### Task to complete
Exclude the pictures and transcribe the rest of the data below exactly.
========================================================================
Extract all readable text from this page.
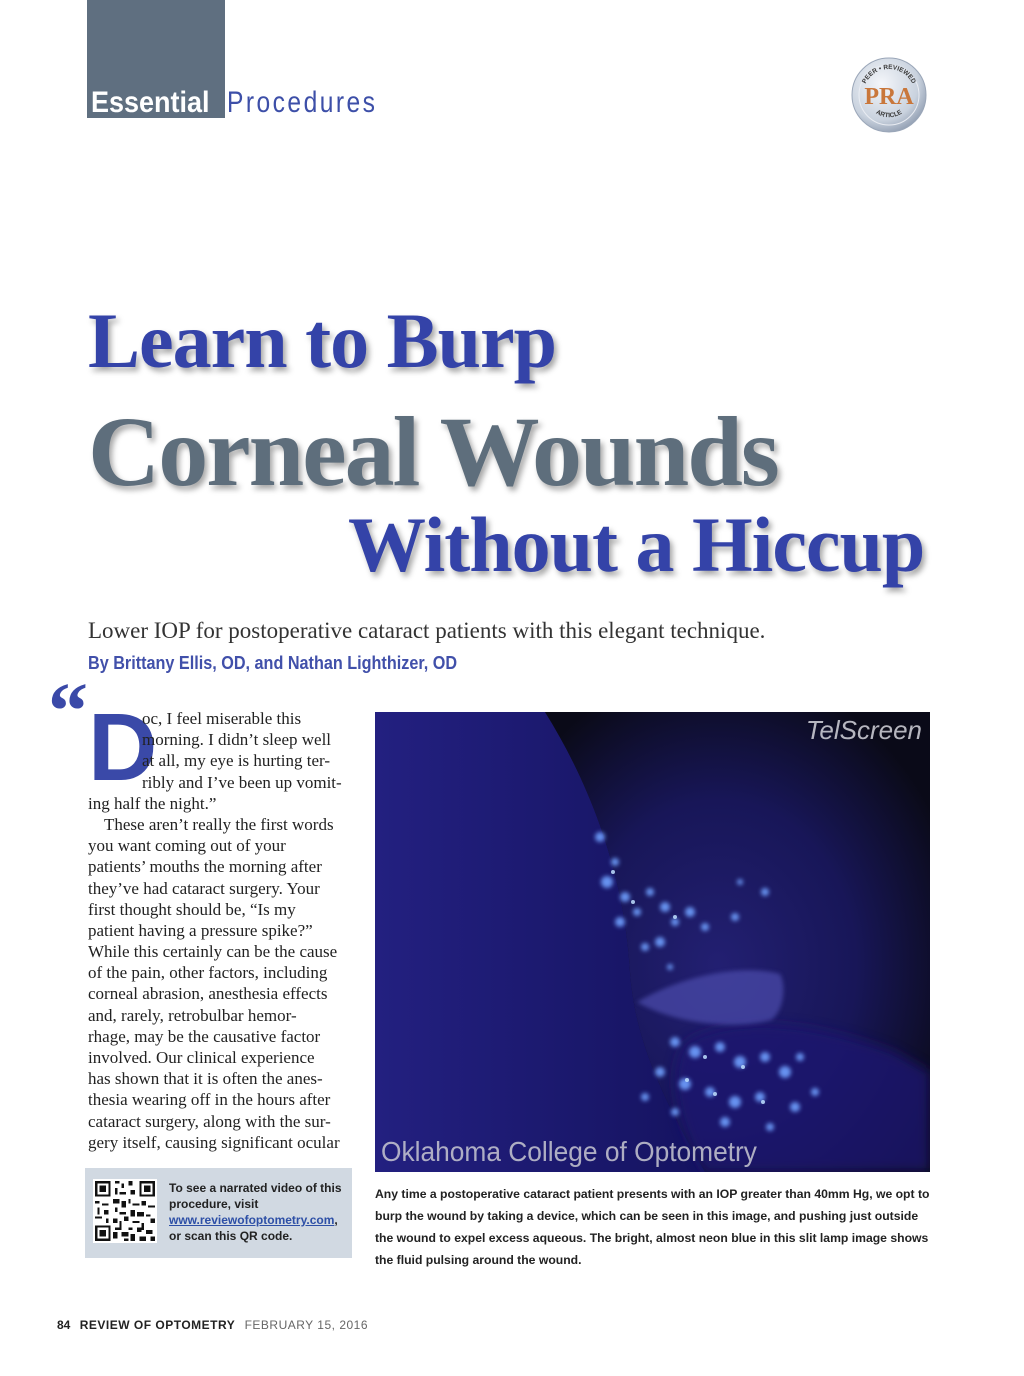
Essential Procedures
PEER • REVIEWED
ARTICLE
PRA
Learn to Burp
Corneal Wounds
Without a Hiccup
Lower IOP for postoperative cataract patients with this elegant technique.
By Brittany Ellis, OD, and Nathan Lighthizer, OD
“ D
oc, I feel miserable this
morning. I didn’t sleep well
at all, my eye is hurting ter-
ribly and I’ve been up vomit-
ing half the night.”
These aren’t really the first words
you want coming out of your
patients’ mouths the morning after
they’ve had cataract surgery. Your
first thought should be, “Is my
patient having a pressure spike?”
While this certainly can be the cause
of the pain, other factors, including
corneal abrasion, anesthesia effects
and, rarely, retrobulbar hemor-
rhage, may be the causative factor
involved. Our clinical experience
has shown that it is often the anes-
thesia wearing off in the hours after
cataract surgery, along with the sur-
gery itself, causing significant ocular
To see a narrated video of this procedure, visit www.reviewofoptometry.com, or scan this QR code.
TelScreen
Oklahoma College of Optometry
Any time a postoperative cataract patient presents with an IOP greater than 40mm Hg, we opt to burp the wound by taking a device, which can be seen in this image, and pushing just outside the wound to expel excess aqueous. The bright, almost neon blue in this slit lamp image shows the fluid pulsing around the wound.
84 REVIEW OF OPTOMETRY FEBRUARY 15, 2016
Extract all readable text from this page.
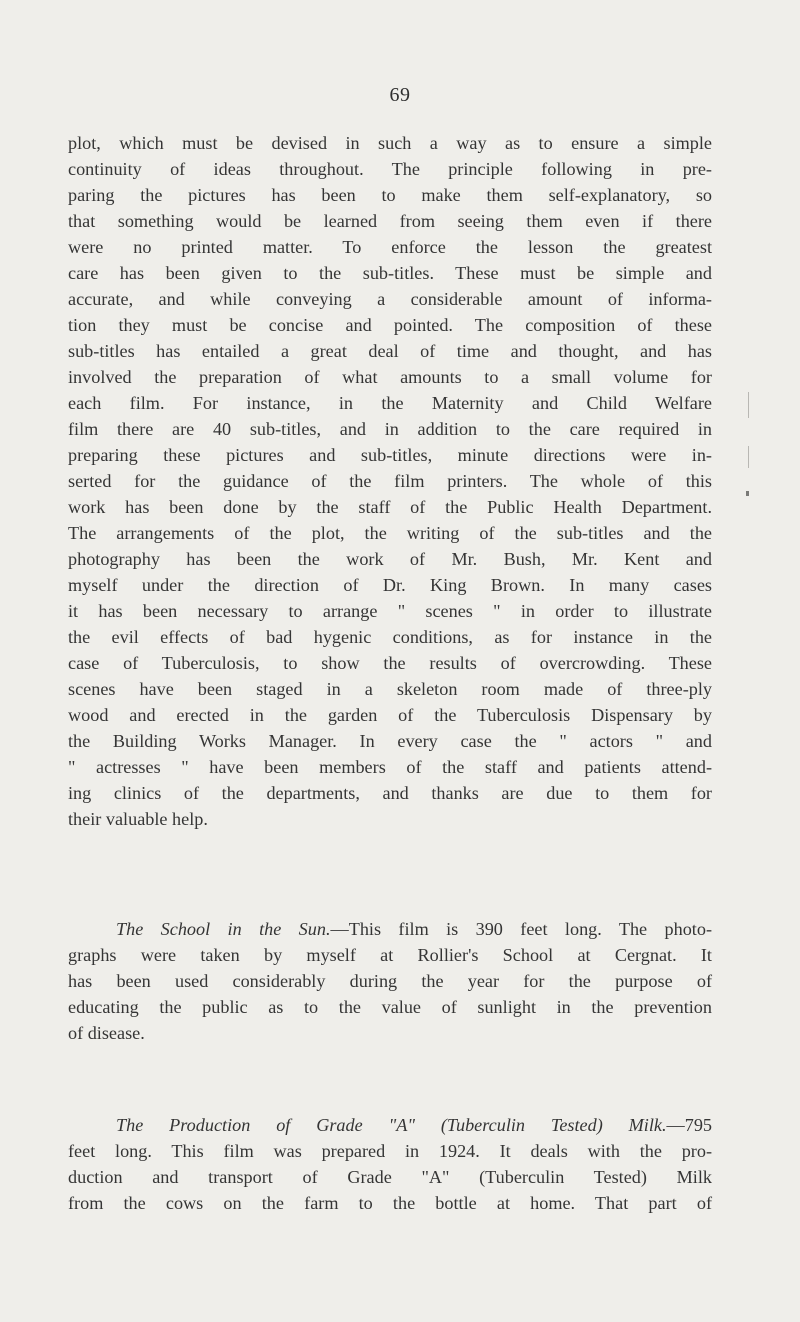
69
plot, which must be devised in such a way as to ensure a simple
continuity of ideas throughout. The principle following in pre-
paring the pictures has been to make them self-explanatory, so
that something would be learned from seeing them even if there
were no printed matter. To enforce the lesson the greatest
care has been given to the sub-titles. These must be simple and
accurate, and while conveying a considerable amount of informa-
tion they must be concise and pointed. The composition of these
sub-titles has entailed a great deal of time and thought, and has
involved the preparation of what amounts to a small volume for
each film. For instance, in the Maternity and Child Welfare
film there are 40 sub-titles, and in addition to the care required in
preparing these pictures and sub-titles, minute directions were in-
serted for the guidance of the film printers. The whole of this
work has been done by the staff of the Public Health Department.
The arrangements of the plot, the writing of the sub-titles and the
photography has been the work of Mr. Bush, Mr. Kent and
myself under the direction of Dr. King Brown. In many cases
it has been necessary to arrange " scenes " in order to illustrate
the evil effects of bad hygenic conditions, as for instance in the
case of Tuberculosis, to show the results of overcrowding. These
scenes have been staged in a skeleton room made of three-ply
wood and erected in the garden of the Tuberculosis Dispensary by
the Building Works Manager. In every case the " actors " and
" actresses " have been members of the staff and patients attend-
ing clinics of the departments, and thanks are due to them for
their valuable help.
The School in the Sun.—This film is 390 feet long. The photo-
graphs were taken by myself at Rollier's School at Cergnat. It
has been used considerably during the year for the purpose of
educating the public as to the value of sunlight in the prevention
of disease.
The Production of Grade "A" (Tuberculin Tested) Milk.—795
feet long. This film was prepared in 1924. It deals with the pro-
duction and transport of Grade "A" (Tuberculin Tested) Milk
from the cows on the farm to the bottle at home. That part of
========================================================================
### Written response
Extract all readable text from this page.
Essential Procedures
PEER • REVIEWED
ARTICLE
PRA
Learn to Burp
Corneal Wounds
Without a Hiccup
Lower IOP for postoperative cataract patients with this elegant technique.
By Brittany Ellis, OD, and Nathan Lighthizer, OD
“ D
oc, I feel miserable this
morning. I didn’t sleep well
at all, my eye is hurting ter-
ribly and I’ve been up vomit-
ing half the night.”
These aren’t really the first words
you want coming out of your
patients’ mouths the morning after
they’ve had cataract surgery. Your
first thought should be, “Is my
patient having a pressure spike?”
While this certainly can be the cause
of the pain, other factors, including
corneal abrasion, anesthesia effects
and, rarely, retrobulbar hemor-
rhage, may be the causative factor
involved. Our clinical experience
has shown that it is often the anes-
thesia wearing off in the hours after
cataract surgery, along with the sur-
gery itself, causing significant ocular
To see a narrated video of this procedure, visit www.reviewofoptometry.com, or scan this QR code.
TelScreen
Oklahoma College of Optometry
Any time a postoperative cataract patient presents with an IOP greater than 40mm Hg, we opt to burp the wound by taking a device, which can be seen in this image, and pushing just outside the wound to expel excess aqueous. The bright, almost neon blue in this slit lamp image shows the fluid pulsing around the wound.
84 REVIEW OF OPTOMETRY FEBRUARY 15, 2016
Extract all readable text from this page.
69
plot, which must be devised in such a way as to ensure a simple
continuity of ideas throughout. The principle following in pre-
paring the pictures has been to make them self-explanatory, so
that something would be learned from seeing them even if there
were no printed matter. To enforce the lesson the greatest
care has been given to the sub-titles. These must be simple and
accurate, and while conveying a considerable amount of informa-
tion they must be concise and pointed. The composition of these
sub-titles has entailed a great deal of time and thought, and has
involved the preparation of what amounts to a small volume for
each film. For instance, in the Maternity and Child Welfare
film there are 40 sub-titles, and in addition to the care required in
preparing these pictures and sub-titles, minute directions were in-
serted for the guidance of the film printers. The whole of this
work has been done by the staff of the Public Health Department.
The arrangements of the plot, the writing of the sub-titles and the
photography has been the work of Mr. Bush, Mr. Kent and
myself under the direction of Dr. King Brown. In many cases
it has been necessary to arrange " scenes " in order to illustrate
the evil effects of bad hygenic conditions, as for instance in the
case of Tuberculosis, to show the results of overcrowding. These
scenes have been staged in a skeleton room made of three-ply
wood and erected in the garden of the Tuberculosis Dispensary by
the Building Works Manager. In every case the " actors " and
" actresses " have been members of the staff and patients attend-
ing clinics of the departments, and thanks are due to them for
their valuable help.
The School in the Sun.—This film is 390 feet long. The photo-
graphs were taken by myself at Rollier's School at Cergnat. It
has been used considerably during the year for the purpose of
educating the public as to the value of sunlight in the prevention
of disease.
The Production of Grade "A" (Tuberculin Tested) Milk.—795
feet long. This film was prepared in 1924. It deals with the pro-
duction and transport of Grade "A" (Tuberculin Tested) Milk
from the cows on the farm to the bottle at home. That part of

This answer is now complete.